** START OF EXCERPTED DATA **

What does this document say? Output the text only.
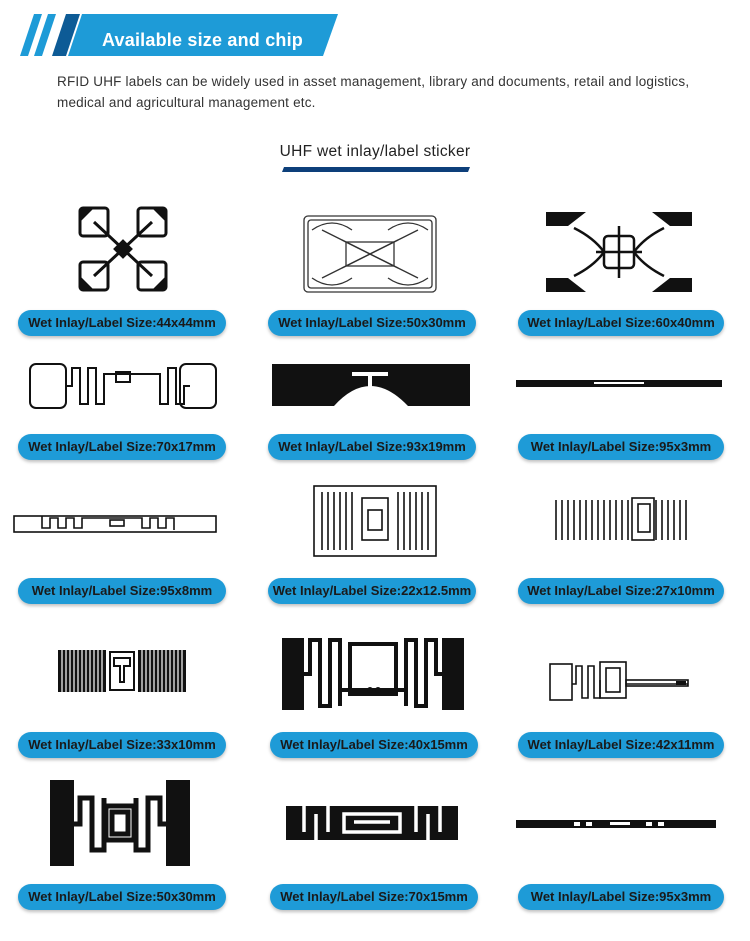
Available size and chip
RFID UHF labels can be widely used in asset management, library and documents, retail and logistics, medical and agricultural management etc.
UHF wet inlay/label sticker
Wet Inlay/Label Size:44x44mm	Wet Inlay/Label Size:50x30mm	Wet Inlay/Label Size:60x40mm
Wet Inlay/Label Size:70x17mm	Wet Inlay/Label Size:93x19mm	Wet Inlay/Label Size:95x3mm
Wet Inlay/Label Size:95x8mm	Wet Inlay/Label Size:22x12.5mm	Wet Inlay/Label Size:27x10mm
Wet Inlay/Label Size:33x10mm	Wet Inlay/Label Size:40x15mm	Wet Inlay/Label Size:42x11mm
Wet Inlay/Label Size:50x30mm	Wet Inlay/Label Size:70x15mm	Wet Inlay/Label Size:95x3mm
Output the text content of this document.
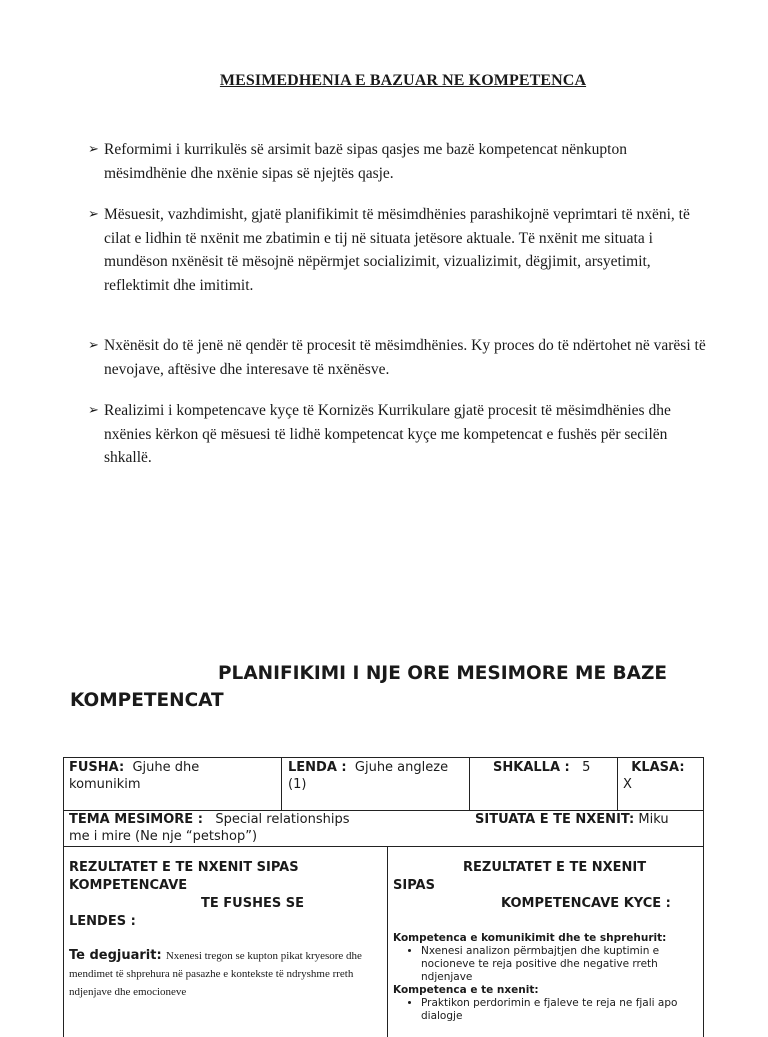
MESIMEDHENIA E BAZUAR NE KOMPETENCA
➢ Reformimi i kurrikulës së arsimit bazë sipas qasjes me bazë kompetencat nënkupton mësimdhënie dhe nxënie sipas së njejtës qasje.
➢ Mësuesit, vazhdimisht, gjatë planifikimit të mësimdhënies parashikojnë veprimtari të nxëni, të cilat e lidhin të nxënit me zbatimin e tij në situata jetësore aktuale. Të nxënit me situata i mundëson nxënësit të mësojnë nëpërmjet socializimit, vizualizimit, dëgjimit, arsyetimit, reflektimit dhe imitimit.
➢ Nxënësit do të jenë në qendër të procesit të mësimdhënies. Ky proces do të ndërtohet në varësi të nevojave, aftësive dhe interesave të nxënësve.
➢ Realizimi i kompetencave kyçe të Kornizës Kurrikulare gjatë procesit të mësimdhënies dhe nxënies kërkon që mësuesi të lidhë kompetencat kyçe me kompetencat e fushës për secilën shkallë.
PLANIFIKIMI I NJE ORE MESIMORE ME BAZE
KOMPETENCAT
FUSHA: Gjuhe dhe
komunikim
LENDA : Gjuhe angleze
(1)
SHKALLA : 5	KLASA:
X
TEMA MESIMORE : Special relationships
me i mire (Ne nje “petshop”)
SITUATA E TE NXENIT: Miku
REZULTATET E TE NXENIT SIPAS
KOMPETENCAVE
TE FUSHES SE
LENDES :
Te degjuarit: Nxenesi tregon se kupton pikat kryesore dhe
mendimet të shprehura në pasazhe e kontekste të ndryshme rreth
ndjenjave dhe emocioneve
REZULTATET E TE NXENIT
SIPAS
KOMPETENCAVE KYCE :
Kompetenca e komunikimit dhe te shprehurit:
• Nxenesi analizon përmbajtjen dhe kuptimin e nocioneve te reja positive dhe negative rreth ndjenjave
Kompetenca e te nxenit:
• Praktikon perdorimin e fjaleve te reja ne fjali apo dialogje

** END OF EXCERPTED DATA **

**SHORT PROBLEM**
Repeat each entry precisely as it appears. Leave the pictures out.

**RESULT OF THE EXERCISE**
What does this document say? Output the text only.
Available size and chip
RFID UHF labels can be widely used in asset management, library and documents, retail and logistics, medical and agricultural management etc.
UHF wet inlay/label sticker
Wet Inlay/Label Size:44x44mm	Wet Inlay/Label Size:50x30mm	Wet Inlay/Label Size:60x40mm
Wet Inlay/Label Size:70x17mm	Wet Inlay/Label Size:93x19mm	Wet Inlay/Label Size:95x3mm
Wet Inlay/Label Size:95x8mm	Wet Inlay/Label Size:22x12.5mm	Wet Inlay/Label Size:27x10mm
Wet Inlay/Label Size:33x10mm	Wet Inlay/Label Size:40x15mm	Wet Inlay/Label Size:42x11mm
Wet Inlay/Label Size:50x30mm	Wet Inlay/Label Size:70x15mm	Wet Inlay/Label Size:95x3mm
Output the text content of this document.
MESIMEDHENIA E BAZUAR NE KOMPETENCA
➢ Reformimi i kurrikulës së arsimit bazë sipas qasjes me bazë kompetencat nënkupton mësimdhënie dhe nxënie sipas së njejtës qasje.
➢ Mësuesit, vazhdimisht, gjatë planifikimit të mësimdhënies parashikojnë veprimtari të nxëni, të cilat e lidhin të nxënit me zbatimin e tij në situata jetësore aktuale. Të nxënit me situata i mundëson nxënësit të mësojnë nëpërmjet socializimit, vizualizimit, dëgjimit, arsyetimit, reflektimit dhe imitimit.
➢ Nxënësit do të jenë në qendër të procesit të mësimdhënies. Ky proces do të ndërtohet në varësi të nevojave, aftësive dhe interesave të nxënësve.
➢ Realizimi i kompetencave kyçe të Kornizës Kurrikulare gjatë procesit të mësimdhënies dhe nxënies kërkon që mësuesi të lidhë kompetencat kyçe me kompetencat e fushës për secilën shkallë.
PLANIFIKIMI I NJE ORE MESIMORE ME BAZE
KOMPETENCAT
FUSHA: Gjuhe dhe
komunikim
LENDA : Gjuhe angleze
(1)
SHKALLA : 5	KLASA:
X
TEMA MESIMORE : Special relationships
me i mire (Ne nje “petshop”)
SITUATA E TE NXENIT: Miku
REZULTATET E TE NXENIT SIPAS
KOMPETENCAVE
TE FUSHES SE
LENDES :
Te degjuarit: Nxenesi tregon se kupton pikat kryesore dhe
mendimet të shprehura në pasazhe e kontekste të ndryshme rreth
ndjenjave dhe emocioneve
REZULTATET E TE NXENIT
SIPAS
KOMPETENCAVE KYCE :
Kompetenca e komunikimit dhe te shprehurit:
• Nxenesi analizon përmbajtjen dhe kuptimin e nocioneve te reja positive dhe negative rreth ndjenjave
Kompetenca e te nxenit:
• Praktikon perdorimin e fjaleve te reja ne fjali apo dialogje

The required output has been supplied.